What to produce
In the listing below, find every line containing "through" and copy it out.

Dataset content

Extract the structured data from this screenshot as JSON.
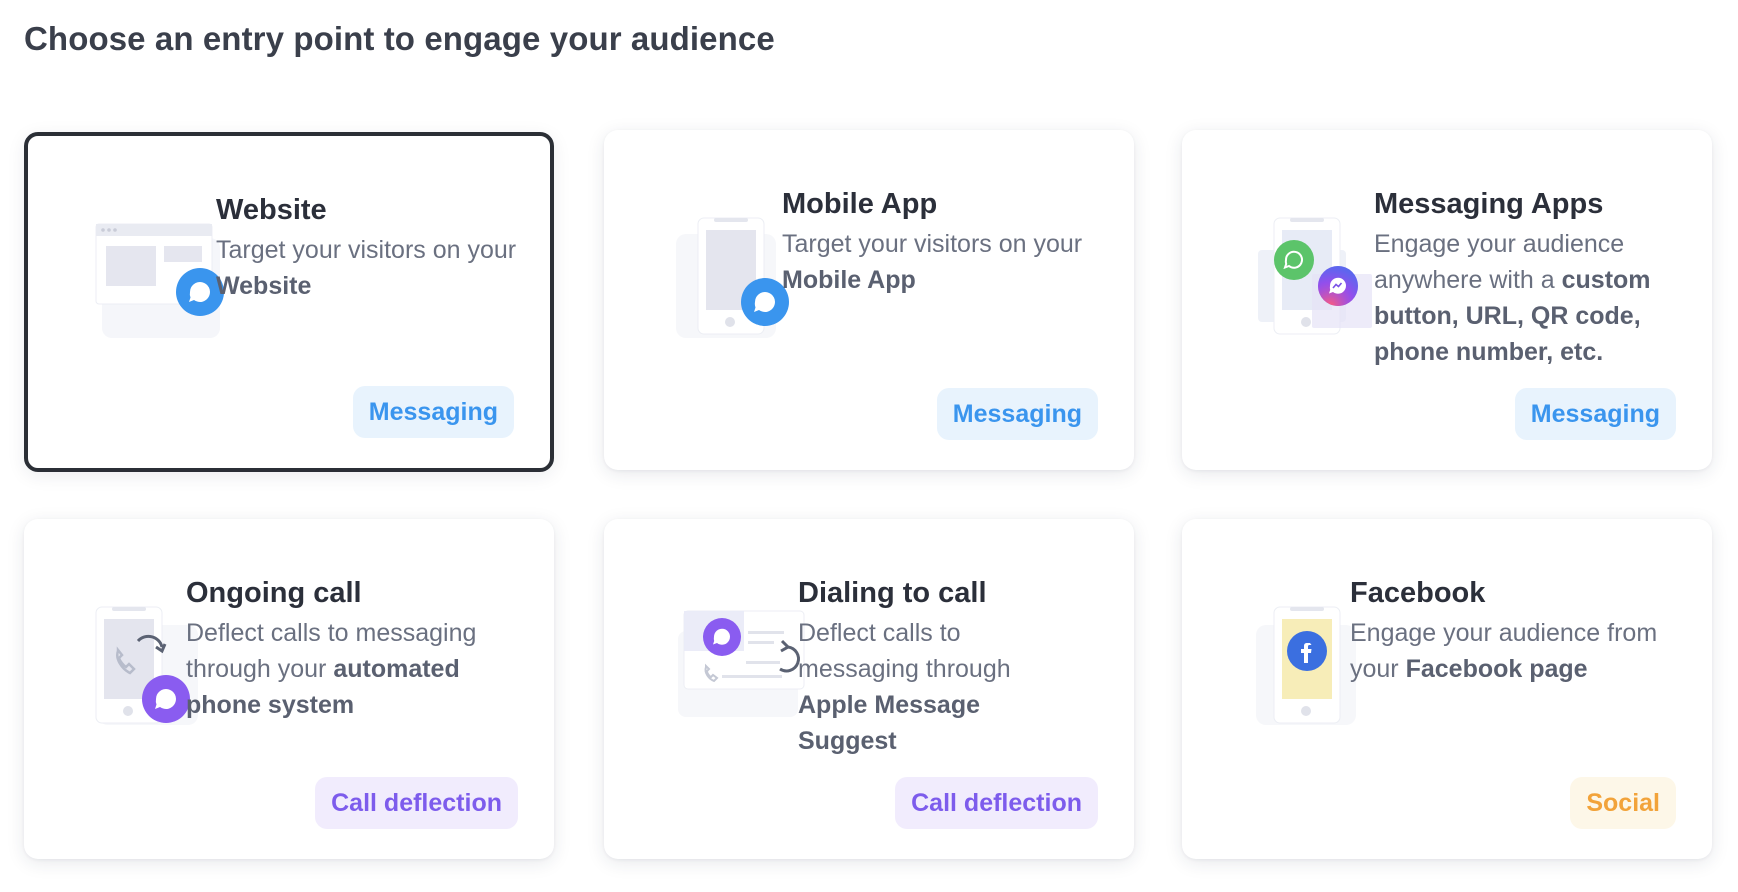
{
  "page": {
    "title": "Choose an entry point to engage your audience"
  },
  "colors": {
    "messaging_badge_bg": "#e8f3fd",
    "messaging_badge_text": "#3a95ee",
    "call_badge_bg": "#f1ecfd",
    "call_badge_text": "#7d5cec",
    "social_badge_bg": "#fdf7e8",
    "social_badge_text": "#f2a33a",
    "selected_border": "#2b2f36"
  },
  "cards": [
    {
      "id": "website",
      "title": "Website",
      "desc_pre": "Target your visitors on your ",
      "desc_bold": "Website",
      "desc_post": "",
      "badge": "Messaging",
      "selected": true
    },
    {
      "id": "mobile-app",
      "title": "Mobile App",
      "desc_pre": "Target your visitors on your ",
      "desc_bold": "Mobile App",
      "desc_post": "",
      "badge": "Messaging",
      "selected": false
    },
    {
      "id": "messaging-apps",
      "title": "Messaging Apps",
      "desc_pre": "Engage your audience anywhere with a ",
      "desc_bold": "custom button, URL, QR code, phone number, etc.",
      "desc_post": "",
      "badge": "Messaging",
      "selected": false
    },
    {
      "id": "ongoing-call",
      "title": "Ongoing call",
      "desc_pre": "Deflect calls to messaging through your ",
      "desc_bold": "automated phone system",
      "desc_post": "",
      "badge": "Call deflection",
      "selected": false
    },
    {
      "id": "dialing-to-call",
      "title": "Dialing to call",
      "desc_pre": "Deflect calls to messaging through ",
      "desc_bold": "Apple Message Suggest",
      "desc_post": "",
      "badge": "Call deflection",
      "selected": false
    },
    {
      "id": "facebook",
      "title": "Facebook",
      "desc_pre": "Engage your audience from your ",
      "desc_bold": "Facebook page",
      "desc_post": "",
      "badge": "Social",
      "selected": false
    }
  ]
}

Answer to the exercise
      "desc_pre": "Deflect calls to messaging through your ",
      "desc_pre": "Deflect calls to messaging through ",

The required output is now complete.